To do:
Repeat the material below exactly, with no pictures.

** begin Excerpted records **

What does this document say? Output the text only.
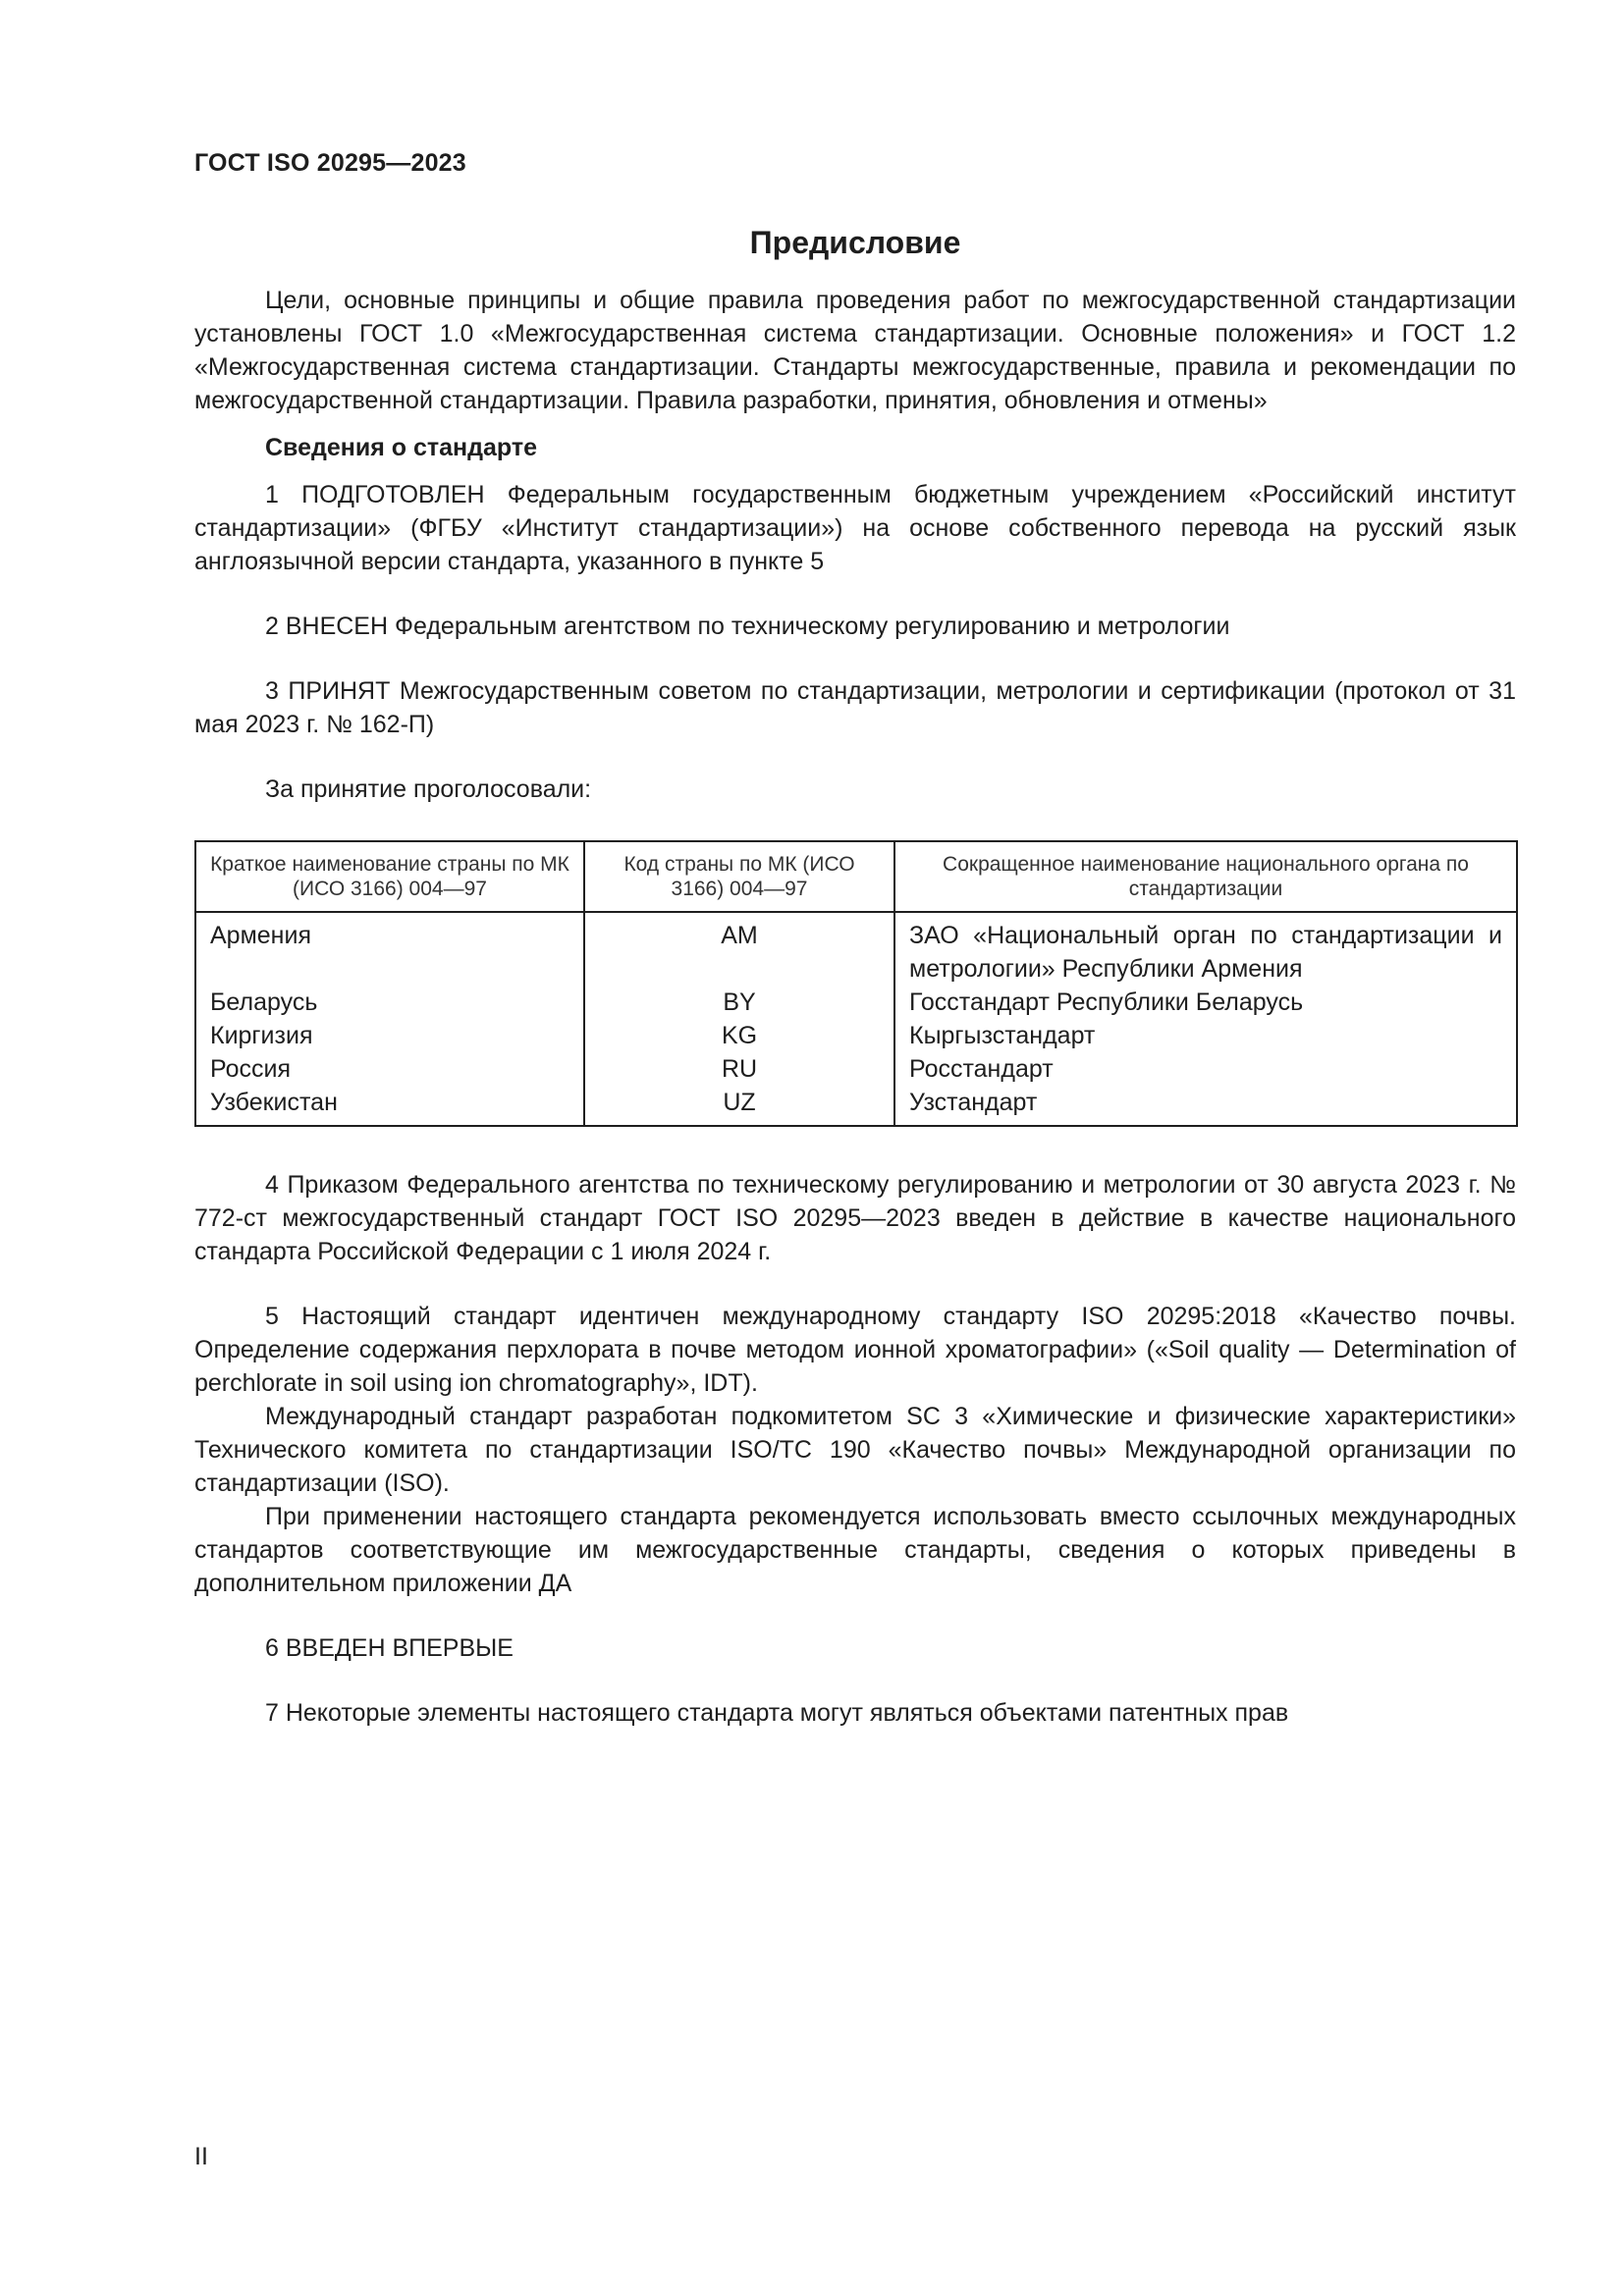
ГОСТ ISO 20295—2023
Предисловие

Цели, основные принципы и общие правила проведения работ по межгосударственной стандартизации установлены ГОСТ 1.0 «Межгосударственная система стандартизации. Основные положения» и ГОСТ 1.2 «Межгосударственная система стандартизации. Стандарты межгосударственные, правила и рекомендации по межгосударственной стандартизации. Правила разработки, принятия, обновления и отмены»

Сведения о стандарте

1 ПОДГОТОВЛЕН Федеральным государственным бюджетным учреждением «Российский институт стандартизации» (ФГБУ «Институт стандартизации») на основе собственного перевода на русский язык англоязычной версии стандарта, указанного в пункте 5

2 ВНЕСЕН Федеральным агентством по техническому регулированию и метрологии

3 ПРИНЯТ Межгосударственным советом по стандартизации, метрологии и сертификации (протокол от 31 мая 2023 г. № 162-П)

За принятие проголосовали:

Краткое наименование страны по МК (ИСО 3166) 004—97	Код страны по МК (ИСО 3166) 004—97	Сокращенное наименование национального органа по стандартизации
Армения	AM	ЗАО «Национальный орган по стандартизации и метрологии» Республики Армения
Беларусь	BY	Госстандарт Республики Беларусь
Киргизия	KG	Кыргызстандарт
Россия	RU	Росстандарт
Узбекистан	UZ	Узстандарт

4 Приказом Федерального агентства по техническому регулированию и метрологии от 30 августа 2023 г. № 772-ст межгосударственный стандарт ГОСТ ISO 20295—2023 введен в действие в качестве национального стандарта Российской Федерации с 1 июля 2024 г.

5 Настоящий стандарт идентичен международному стандарту ISO 20295:2018 «Качество почвы. Определение содержания перхлората в почве методом ионной хроматографии» («Soil quality — Determination of perchlorate in soil using ion chromatography», IDT).

Международный стандарт разработан подкомитетом SC 3 «Химические и физические характеристики» Технического комитета по стандартизации ISO/TC 190 «Качество почвы» Международной организации по стандартизации (ISO).

При применении настоящего стандарта рекомендуется использовать вместо ссылочных международных стандартов соответствующие им межгосударственные стандарты, сведения о которых приведены в дополнительном приложении ДА

6 ВВЕДЕН ВПЕРВЫЕ

7 Некоторые элементы настоящего стандарта могут являться объектами патентных прав

II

** end Excerpted records **

Full answer:
What does this document say? Output the text only.
ГОСТ ISO 20295—2023
Предисловие

Цели, основные принципы и общие правила проведения работ по межгосударственной стандартизации установлены ГОСТ 1.0 «Межгосударственная система стандартизации. Основные положения» и ГОСТ 1.2 «Межгосударственная система стандартизации. Стандарты межгосударственные, правила и рекомендации по межгосударственной стандартизации. Правила разработки, принятия, обновления и отмены»

Сведения о стандарте

1 ПОДГОТОВЛЕН Федеральным государственным бюджетным учреждением «Российский институт стандартизации» (ФГБУ «Институт стандартизации») на основе собственного перевода на русский язык англоязычной версии стандарта, указанного в пункте 5

2 ВНЕСЕН Федеральным агентством по техническому регулированию и метрологии

3 ПРИНЯТ Межгосударственным советом по стандартизации, метрологии и сертификации (протокол от 31 мая 2023 г. № 162-П)

За принятие проголосовали:

Краткое наименование страны по МК (ИСО 3166) 004—97	Код страны по МК (ИСО 3166) 004—97	Сокращенное наименование национального органа по стандартизации
Армения	AM	ЗАО «Национальный орган по стандартизации и метрологии» Республики Армения
Беларусь	BY	Госстандарт Республики Беларусь
Киргизия	KG	Кыргызстандарт
Россия	RU	Росстандарт
Узбекистан	UZ	Узстандарт

4 Приказом Федерального агентства по техническому регулированию и метрологии от 30 августа 2023 г. № 772-ст межгосударственный стандарт ГОСТ ISO 20295—2023 введен в действие в качестве национального стандарта Российской Федерации с 1 июля 2024 г.

5 Настоящий стандарт идентичен международному стандарту ISO 20295:2018 «Качество почвы. Определение содержания перхлората в почве методом ионной хроматографии» («Soil quality — Determination of perchlorate in soil using ion chromatography», IDT).

Международный стандарт разработан подкомитетом SC 3 «Химические и физические характеристики» Технического комитета по стандартизации ISO/TC 190 «Качество почвы» Международной организации по стандартизации (ISO).

При применении настоящего стандарта рекомендуется использовать вместо ссылочных международных стандартов соответствующие им межгосударственные стандарты, сведения о которых приведены в дополнительном приложении ДА

6 ВВЕДЕН ВПЕРВЫЕ

7 Некоторые элементы настоящего стандарта могут являться объектами патентных прав

II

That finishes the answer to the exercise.